Dataset items:

***

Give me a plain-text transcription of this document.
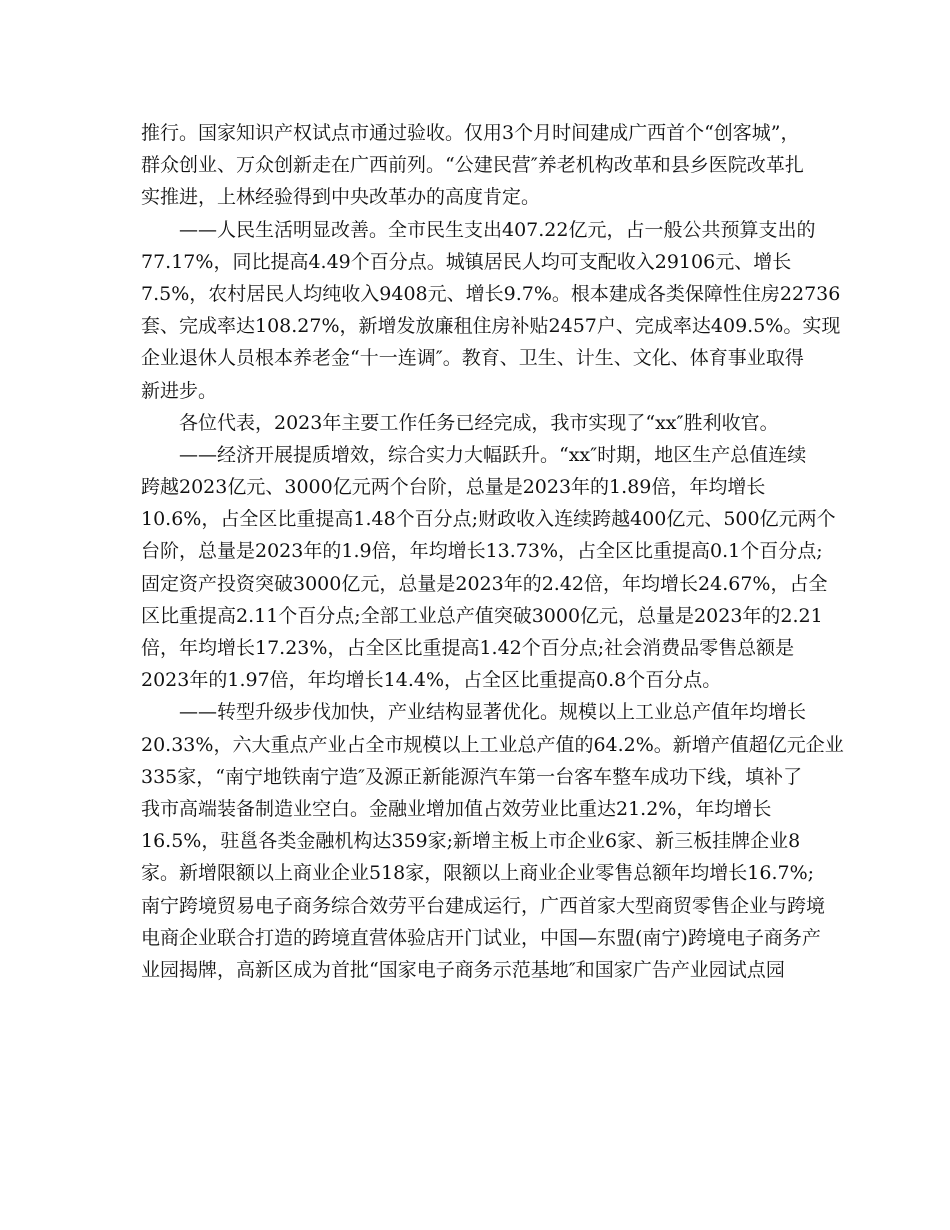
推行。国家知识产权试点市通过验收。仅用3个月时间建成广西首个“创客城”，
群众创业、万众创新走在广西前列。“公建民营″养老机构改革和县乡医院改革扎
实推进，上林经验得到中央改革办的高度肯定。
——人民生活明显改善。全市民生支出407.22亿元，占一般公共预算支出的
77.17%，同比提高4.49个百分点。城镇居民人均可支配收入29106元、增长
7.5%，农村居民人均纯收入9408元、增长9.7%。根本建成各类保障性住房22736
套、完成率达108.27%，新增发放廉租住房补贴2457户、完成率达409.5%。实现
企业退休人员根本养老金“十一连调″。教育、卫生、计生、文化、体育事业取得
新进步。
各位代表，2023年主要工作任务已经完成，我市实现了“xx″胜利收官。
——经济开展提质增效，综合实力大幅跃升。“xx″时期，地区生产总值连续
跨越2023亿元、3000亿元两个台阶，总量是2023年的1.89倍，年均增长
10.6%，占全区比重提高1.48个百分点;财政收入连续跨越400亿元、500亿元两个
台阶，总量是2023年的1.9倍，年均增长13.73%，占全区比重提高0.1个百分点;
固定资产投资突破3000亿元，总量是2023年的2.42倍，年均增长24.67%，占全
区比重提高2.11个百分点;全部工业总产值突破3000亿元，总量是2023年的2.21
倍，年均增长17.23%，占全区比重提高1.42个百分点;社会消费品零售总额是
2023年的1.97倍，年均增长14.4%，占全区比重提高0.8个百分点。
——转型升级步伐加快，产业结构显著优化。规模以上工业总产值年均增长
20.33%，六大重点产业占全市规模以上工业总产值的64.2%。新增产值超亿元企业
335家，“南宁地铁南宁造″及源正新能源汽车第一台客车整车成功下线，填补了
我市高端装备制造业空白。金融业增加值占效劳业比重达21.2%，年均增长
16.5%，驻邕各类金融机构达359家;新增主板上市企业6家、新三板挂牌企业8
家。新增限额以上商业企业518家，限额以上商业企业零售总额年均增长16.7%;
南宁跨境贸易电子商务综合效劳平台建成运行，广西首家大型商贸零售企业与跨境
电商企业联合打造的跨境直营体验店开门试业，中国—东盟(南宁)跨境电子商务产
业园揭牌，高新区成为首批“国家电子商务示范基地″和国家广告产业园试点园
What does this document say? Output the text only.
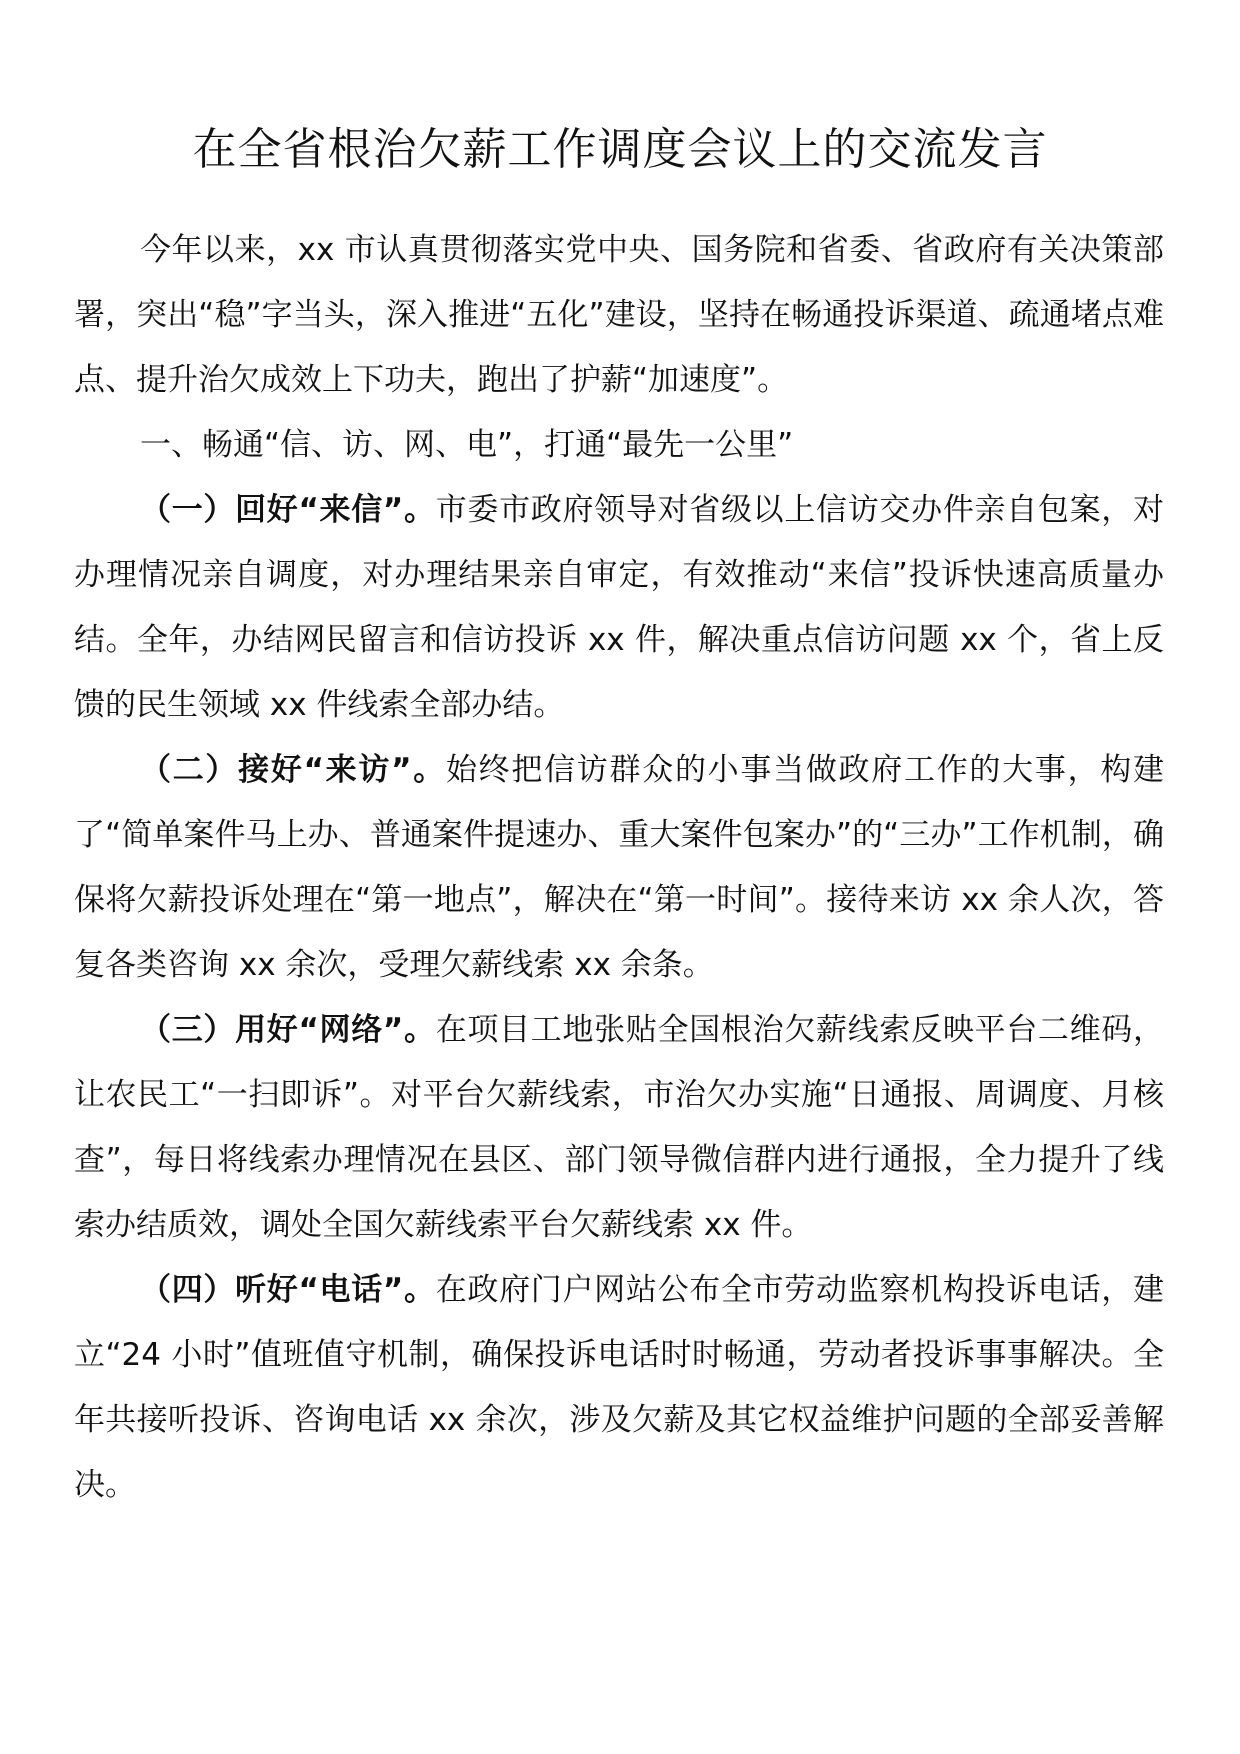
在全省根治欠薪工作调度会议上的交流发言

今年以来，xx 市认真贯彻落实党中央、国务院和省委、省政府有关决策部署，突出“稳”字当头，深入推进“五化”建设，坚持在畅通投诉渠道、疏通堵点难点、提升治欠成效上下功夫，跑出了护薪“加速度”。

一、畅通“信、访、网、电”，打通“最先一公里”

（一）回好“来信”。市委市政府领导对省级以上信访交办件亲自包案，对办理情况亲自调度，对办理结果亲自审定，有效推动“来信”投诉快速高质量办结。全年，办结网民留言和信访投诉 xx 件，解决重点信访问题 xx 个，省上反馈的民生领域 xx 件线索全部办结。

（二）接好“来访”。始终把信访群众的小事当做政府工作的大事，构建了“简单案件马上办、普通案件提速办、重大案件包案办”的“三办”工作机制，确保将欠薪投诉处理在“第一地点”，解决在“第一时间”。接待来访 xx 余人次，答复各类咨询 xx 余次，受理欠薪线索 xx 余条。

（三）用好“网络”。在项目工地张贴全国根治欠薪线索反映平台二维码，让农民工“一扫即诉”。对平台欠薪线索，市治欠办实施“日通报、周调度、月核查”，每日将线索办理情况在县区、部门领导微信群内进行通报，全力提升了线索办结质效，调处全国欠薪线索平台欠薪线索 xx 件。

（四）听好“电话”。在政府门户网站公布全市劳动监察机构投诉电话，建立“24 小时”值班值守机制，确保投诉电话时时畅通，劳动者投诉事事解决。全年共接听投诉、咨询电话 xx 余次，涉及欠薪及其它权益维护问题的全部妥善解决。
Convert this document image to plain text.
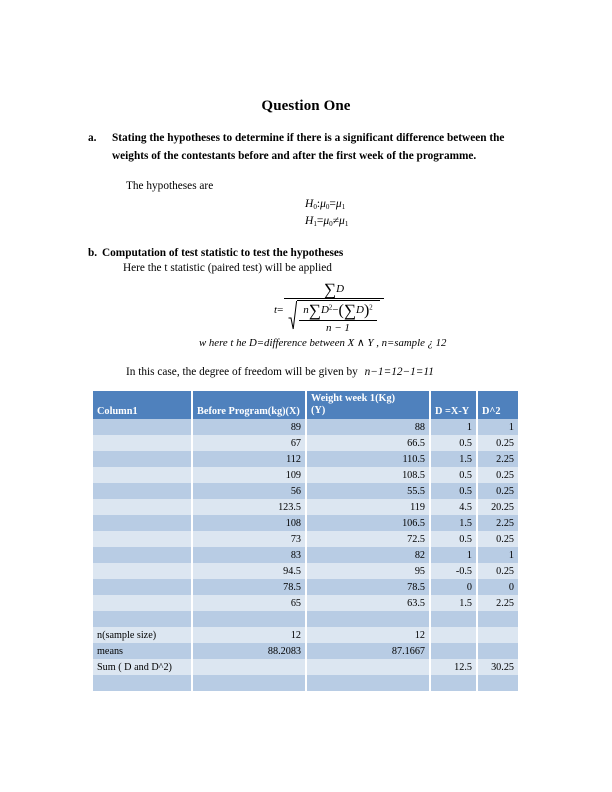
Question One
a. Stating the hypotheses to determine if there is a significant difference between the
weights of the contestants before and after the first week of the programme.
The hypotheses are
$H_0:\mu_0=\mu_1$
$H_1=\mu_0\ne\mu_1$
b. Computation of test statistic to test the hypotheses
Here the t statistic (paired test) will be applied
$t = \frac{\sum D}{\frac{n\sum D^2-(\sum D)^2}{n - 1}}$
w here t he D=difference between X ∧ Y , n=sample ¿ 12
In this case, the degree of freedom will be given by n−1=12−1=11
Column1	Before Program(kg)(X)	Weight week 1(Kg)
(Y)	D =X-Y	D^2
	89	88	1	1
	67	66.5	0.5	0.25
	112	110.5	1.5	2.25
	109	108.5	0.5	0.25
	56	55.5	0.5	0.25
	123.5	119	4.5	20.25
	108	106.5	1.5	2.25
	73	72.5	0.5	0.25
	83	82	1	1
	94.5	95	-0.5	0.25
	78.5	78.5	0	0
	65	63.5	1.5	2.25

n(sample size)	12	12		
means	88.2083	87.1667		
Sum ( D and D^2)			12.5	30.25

***

Repeat the data exactly, dropping every picture it holds.

Give me a plain-text transcription of this document.
推行。国家知识产权试点市通过验收。仅用3个月时间建成广西首个“创客城”，
群众创业、万众创新走在广西前列。“公建民营″养老机构改革和县乡医院改革扎
实推进，上林经验得到中央改革办的高度肯定。
——人民生活明显改善。全市民生支出407.22亿元，占一般公共预算支出的
77.17%，同比提高4.49个百分点。城镇居民人均可支配收入29106元、增长
7.5%，农村居民人均纯收入9408元、增长9.7%。根本建成各类保障性住房22736
套、完成率达108.27%，新增发放廉租住房补贴2457户、完成率达409.5%。实现
企业退休人员根本养老金“十一连调″。教育、卫生、计生、文化、体育事业取得
新进步。
各位代表，2023年主要工作任务已经完成，我市实现了“xx″胜利收官。
——经济开展提质增效，综合实力大幅跃升。“xx″时期，地区生产总值连续
跨越2023亿元、3000亿元两个台阶，总量是2023年的1.89倍，年均增长
10.6%，占全区比重提高1.48个百分点;财政收入连续跨越400亿元、500亿元两个
台阶，总量是2023年的1.9倍，年均增长13.73%，占全区比重提高0.1个百分点;
固定资产投资突破3000亿元，总量是2023年的2.42倍，年均增长24.67%，占全
区比重提高2.11个百分点;全部工业总产值突破3000亿元，总量是2023年的2.21
倍，年均增长17.23%，占全区比重提高1.42个百分点;社会消费品零售总额是
2023年的1.97倍，年均增长14.4%，占全区比重提高0.8个百分点。
——转型升级步伐加快，产业结构显著优化。规模以上工业总产值年均增长
20.33%，六大重点产业占全市规模以上工业总产值的64.2%。新增产值超亿元企业
335家，“南宁地铁南宁造″及源正新能源汽车第一台客车整车成功下线，填补了
我市高端装备制造业空白。金融业增加值占效劳业比重达21.2%，年均增长
16.5%，驻邕各类金融机构达359家;新增主板上市企业6家、新三板挂牌企业8
家。新增限额以上商业企业518家，限额以上商业企业零售总额年均增长16.7%;
南宁跨境贸易电子商务综合效劳平台建成运行，广西首家大型商贸零售企业与跨境
电商企业联合打造的跨境直营体验店开门试业，中国—东盟(南宁)跨境电子商务产
业园揭牌，高新区成为首批“国家电子商务示范基地″和国家广告产业园试点园
What does this document say? Output the text only.
在全省根治欠薪工作调度会议上的交流发言

今年以来，xx 市认真贯彻落实党中央、国务院和省委、省政府有关决策部署，突出“稳”字当头，深入推进“五化”建设，坚持在畅通投诉渠道、疏通堵点难点、提升治欠成效上下功夫，跑出了护薪“加速度”。

一、畅通“信、访、网、电”，打通“最先一公里”

（一）回好“来信”。市委市政府领导对省级以上信访交办件亲自包案，对办理情况亲自调度，对办理结果亲自审定，有效推动“来信”投诉快速高质量办结。全年，办结网民留言和信访投诉 xx 件，解决重点信访问题 xx 个，省上反馈的民生领域 xx 件线索全部办结。

（二）接好“来访”。始终把信访群众的小事当做政府工作的大事，构建了“简单案件马上办、普通案件提速办、重大案件包案办”的“三办”工作机制，确保将欠薪投诉处理在“第一地点”，解决在“第一时间”。接待来访 xx 余人次，答复各类咨询 xx 余次，受理欠薪线索 xx 余条。

（三）用好“网络”。在项目工地张贴全国根治欠薪线索反映平台二维码，让农民工“一扫即诉”。对平台欠薪线索，市治欠办实施“日通报、周调度、月核查”，每日将线索办理情况在县区、部门领导微信群内进行通报，全力提升了线索办结质效，调处全国欠薪线索平台欠薪线索 xx 件。

（四）听好“电话”。在政府门户网站公布全市劳动监察机构投诉电话，建立“24 小时”值班值守机制，确保投诉电话时时畅通，劳动者投诉事事解决。全年共接听投诉、咨询电话 xx 余次，涉及欠薪及其它权益维护问题的全部妥善解决。
Convert this document image to plain text.
Question One
a. Stating the hypotheses to determine if there is a significant difference between the
weights of the contestants before and after the first week of the programme.
The hypotheses are
$H_0:\mu_0=\mu_1$
$H_1=\mu_0\ne\mu_1$
b. Computation of test statistic to test the hypotheses
Here the t statistic (paired test) will be applied
$t = \frac{\sum D}{\frac{n\sum D^2-(\sum D)^2}{n - 1}}$
w here t he D=difference between X ∧ Y , n=sample ¿ 12
In this case, the degree of freedom will be given by n−1=12−1=11
Column1	Before Program(kg)(X)	Weight week 1(Kg)
(Y)	D =X-Y	D^2
	89	88	1	1
	67	66.5	0.5	0.25
	112	110.5	1.5	2.25
	109	108.5	0.5	0.25
	56	55.5	0.5	0.25
	123.5	119	4.5	20.25
	108	106.5	1.5	2.25
	73	72.5	0.5	0.25
	83	82	1	1
	94.5	95	-0.5	0.25
	78.5	78.5	0	0
	65	63.5	1.5	2.25

n(sample size)	12	12		
means	88.2083	87.1667		
Sum ( D and D^2)			12.5	30.25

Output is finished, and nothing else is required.